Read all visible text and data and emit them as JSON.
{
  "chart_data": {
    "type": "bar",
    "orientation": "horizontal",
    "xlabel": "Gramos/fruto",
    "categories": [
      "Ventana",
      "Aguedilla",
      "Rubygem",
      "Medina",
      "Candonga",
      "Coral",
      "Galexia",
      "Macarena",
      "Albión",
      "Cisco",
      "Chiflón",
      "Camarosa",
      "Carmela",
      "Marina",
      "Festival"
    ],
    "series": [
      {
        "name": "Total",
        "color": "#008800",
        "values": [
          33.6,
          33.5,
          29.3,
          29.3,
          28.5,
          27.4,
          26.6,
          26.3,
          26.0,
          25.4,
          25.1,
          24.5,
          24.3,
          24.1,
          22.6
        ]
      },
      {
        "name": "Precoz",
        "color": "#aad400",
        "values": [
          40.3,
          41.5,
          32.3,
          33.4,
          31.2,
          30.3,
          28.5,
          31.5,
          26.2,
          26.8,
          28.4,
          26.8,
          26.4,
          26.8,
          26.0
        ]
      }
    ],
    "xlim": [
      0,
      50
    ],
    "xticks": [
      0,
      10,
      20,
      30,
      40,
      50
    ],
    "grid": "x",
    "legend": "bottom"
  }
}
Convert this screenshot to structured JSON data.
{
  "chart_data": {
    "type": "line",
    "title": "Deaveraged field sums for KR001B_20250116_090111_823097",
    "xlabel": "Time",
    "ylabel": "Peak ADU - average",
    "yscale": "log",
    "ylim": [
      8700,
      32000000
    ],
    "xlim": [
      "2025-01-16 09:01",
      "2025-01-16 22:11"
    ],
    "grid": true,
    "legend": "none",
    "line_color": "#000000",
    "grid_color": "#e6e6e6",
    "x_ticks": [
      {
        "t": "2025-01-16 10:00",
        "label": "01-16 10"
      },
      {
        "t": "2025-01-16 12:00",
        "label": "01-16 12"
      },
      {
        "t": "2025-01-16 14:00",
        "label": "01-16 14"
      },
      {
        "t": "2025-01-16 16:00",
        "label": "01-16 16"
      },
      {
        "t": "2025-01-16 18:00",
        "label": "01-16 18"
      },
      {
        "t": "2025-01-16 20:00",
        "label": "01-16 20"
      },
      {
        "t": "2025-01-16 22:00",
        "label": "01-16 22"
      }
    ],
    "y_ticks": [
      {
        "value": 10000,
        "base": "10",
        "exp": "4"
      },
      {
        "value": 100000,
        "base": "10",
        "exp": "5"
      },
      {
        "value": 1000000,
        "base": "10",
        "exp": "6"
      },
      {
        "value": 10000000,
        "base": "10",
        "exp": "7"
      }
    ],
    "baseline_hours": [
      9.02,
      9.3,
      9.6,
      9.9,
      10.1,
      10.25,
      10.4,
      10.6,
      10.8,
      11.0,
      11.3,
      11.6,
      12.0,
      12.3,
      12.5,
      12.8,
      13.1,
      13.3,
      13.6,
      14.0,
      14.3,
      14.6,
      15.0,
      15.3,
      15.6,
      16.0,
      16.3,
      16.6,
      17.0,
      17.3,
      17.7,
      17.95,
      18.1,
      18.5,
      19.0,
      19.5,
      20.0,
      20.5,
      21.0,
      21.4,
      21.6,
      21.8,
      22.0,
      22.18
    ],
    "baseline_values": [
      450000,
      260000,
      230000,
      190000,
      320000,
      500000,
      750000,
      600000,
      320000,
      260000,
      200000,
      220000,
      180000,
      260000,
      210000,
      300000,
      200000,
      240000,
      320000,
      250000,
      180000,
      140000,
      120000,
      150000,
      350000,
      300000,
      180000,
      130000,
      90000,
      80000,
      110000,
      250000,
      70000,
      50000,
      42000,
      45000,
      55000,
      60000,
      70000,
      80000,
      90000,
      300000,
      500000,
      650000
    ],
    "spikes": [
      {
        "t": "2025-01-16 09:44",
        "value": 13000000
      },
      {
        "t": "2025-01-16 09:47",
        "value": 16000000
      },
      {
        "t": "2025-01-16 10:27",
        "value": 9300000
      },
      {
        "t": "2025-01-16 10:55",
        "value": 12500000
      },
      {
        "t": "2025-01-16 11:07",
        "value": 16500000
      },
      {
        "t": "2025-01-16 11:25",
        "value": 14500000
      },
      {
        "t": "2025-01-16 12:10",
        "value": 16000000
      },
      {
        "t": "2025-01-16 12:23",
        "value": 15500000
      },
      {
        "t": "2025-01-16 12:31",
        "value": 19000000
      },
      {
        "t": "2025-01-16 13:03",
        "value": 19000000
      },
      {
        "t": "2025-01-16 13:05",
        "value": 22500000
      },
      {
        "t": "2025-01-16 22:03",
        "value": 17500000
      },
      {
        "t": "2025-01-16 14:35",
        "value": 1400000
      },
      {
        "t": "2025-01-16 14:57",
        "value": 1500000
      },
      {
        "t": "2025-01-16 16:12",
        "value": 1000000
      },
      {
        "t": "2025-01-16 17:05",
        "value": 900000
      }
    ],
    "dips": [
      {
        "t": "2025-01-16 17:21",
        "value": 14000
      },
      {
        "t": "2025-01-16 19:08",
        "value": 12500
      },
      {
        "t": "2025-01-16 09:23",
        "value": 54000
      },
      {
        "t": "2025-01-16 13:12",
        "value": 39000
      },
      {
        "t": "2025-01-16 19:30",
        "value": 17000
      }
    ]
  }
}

What is required ▸ Find the word "JSON" in the entries, and copy every line it shows up in.

Answer to this problem ▸
Read all visible text and data and emit them as JSON.
Convert this screenshot to structured JSON data.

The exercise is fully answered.